**PROVIDED DATA**
[start]
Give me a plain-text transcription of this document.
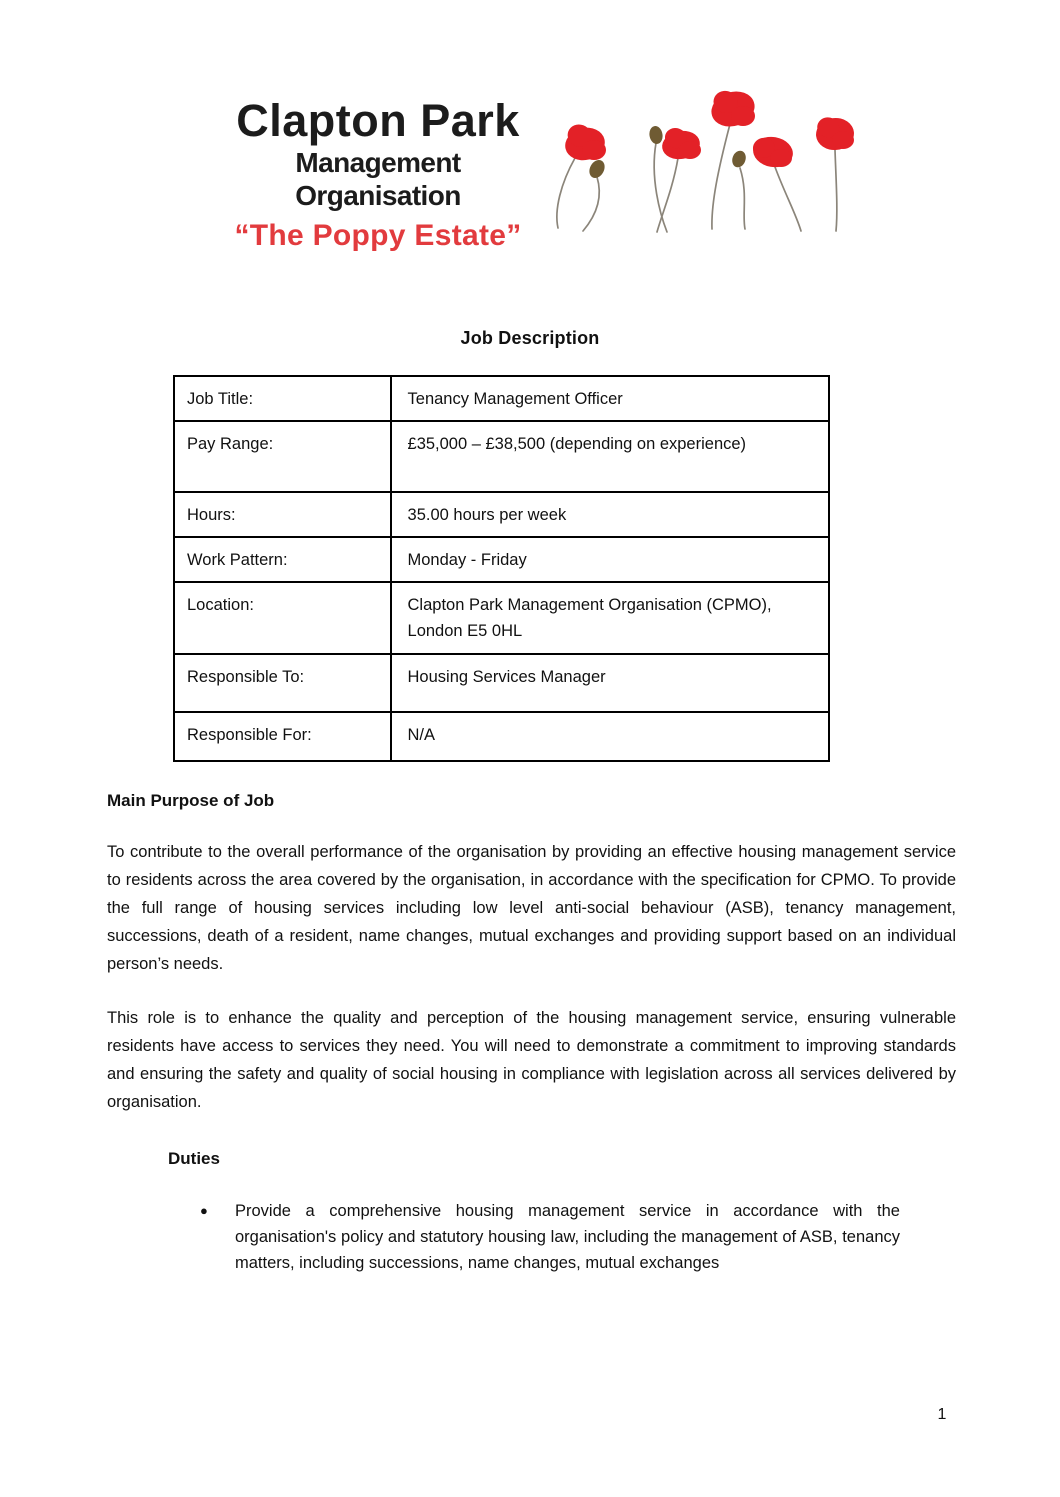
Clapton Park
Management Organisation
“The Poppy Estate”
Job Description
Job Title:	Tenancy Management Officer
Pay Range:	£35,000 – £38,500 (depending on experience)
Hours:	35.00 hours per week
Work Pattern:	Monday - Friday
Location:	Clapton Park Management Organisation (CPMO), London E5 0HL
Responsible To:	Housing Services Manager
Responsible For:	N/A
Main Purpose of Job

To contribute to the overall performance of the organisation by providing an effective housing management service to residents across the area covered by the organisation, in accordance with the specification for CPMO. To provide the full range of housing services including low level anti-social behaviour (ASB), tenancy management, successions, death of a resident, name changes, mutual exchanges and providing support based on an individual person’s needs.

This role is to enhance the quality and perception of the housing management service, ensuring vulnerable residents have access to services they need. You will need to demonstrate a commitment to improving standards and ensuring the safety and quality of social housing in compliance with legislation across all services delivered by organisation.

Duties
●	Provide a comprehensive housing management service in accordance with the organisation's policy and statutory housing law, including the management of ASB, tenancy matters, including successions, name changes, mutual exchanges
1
[end]
[start]
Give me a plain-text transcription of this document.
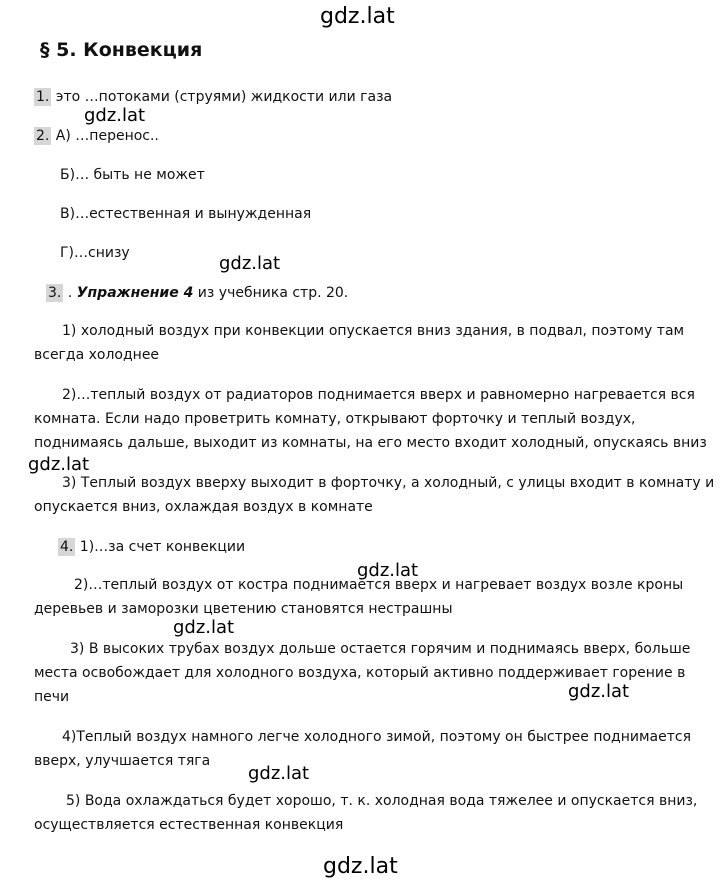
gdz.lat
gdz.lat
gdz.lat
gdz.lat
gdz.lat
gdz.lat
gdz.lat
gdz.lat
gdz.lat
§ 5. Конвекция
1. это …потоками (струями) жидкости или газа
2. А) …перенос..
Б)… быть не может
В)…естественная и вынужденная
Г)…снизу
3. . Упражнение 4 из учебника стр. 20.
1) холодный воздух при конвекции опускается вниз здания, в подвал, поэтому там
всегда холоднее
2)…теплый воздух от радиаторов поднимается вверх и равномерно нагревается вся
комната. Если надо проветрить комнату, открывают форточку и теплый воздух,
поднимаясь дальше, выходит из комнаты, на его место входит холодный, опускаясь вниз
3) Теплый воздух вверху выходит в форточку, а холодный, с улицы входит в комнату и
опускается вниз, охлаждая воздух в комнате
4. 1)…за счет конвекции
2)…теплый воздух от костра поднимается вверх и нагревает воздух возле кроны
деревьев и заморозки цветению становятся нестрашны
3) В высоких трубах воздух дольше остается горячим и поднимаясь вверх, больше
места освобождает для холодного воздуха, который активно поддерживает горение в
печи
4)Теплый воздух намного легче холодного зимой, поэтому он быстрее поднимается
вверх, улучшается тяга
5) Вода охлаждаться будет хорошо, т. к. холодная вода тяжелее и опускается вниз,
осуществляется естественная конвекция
[end]
Your answer should be a single number: the count of lines in these records that hold the string "форточку".

2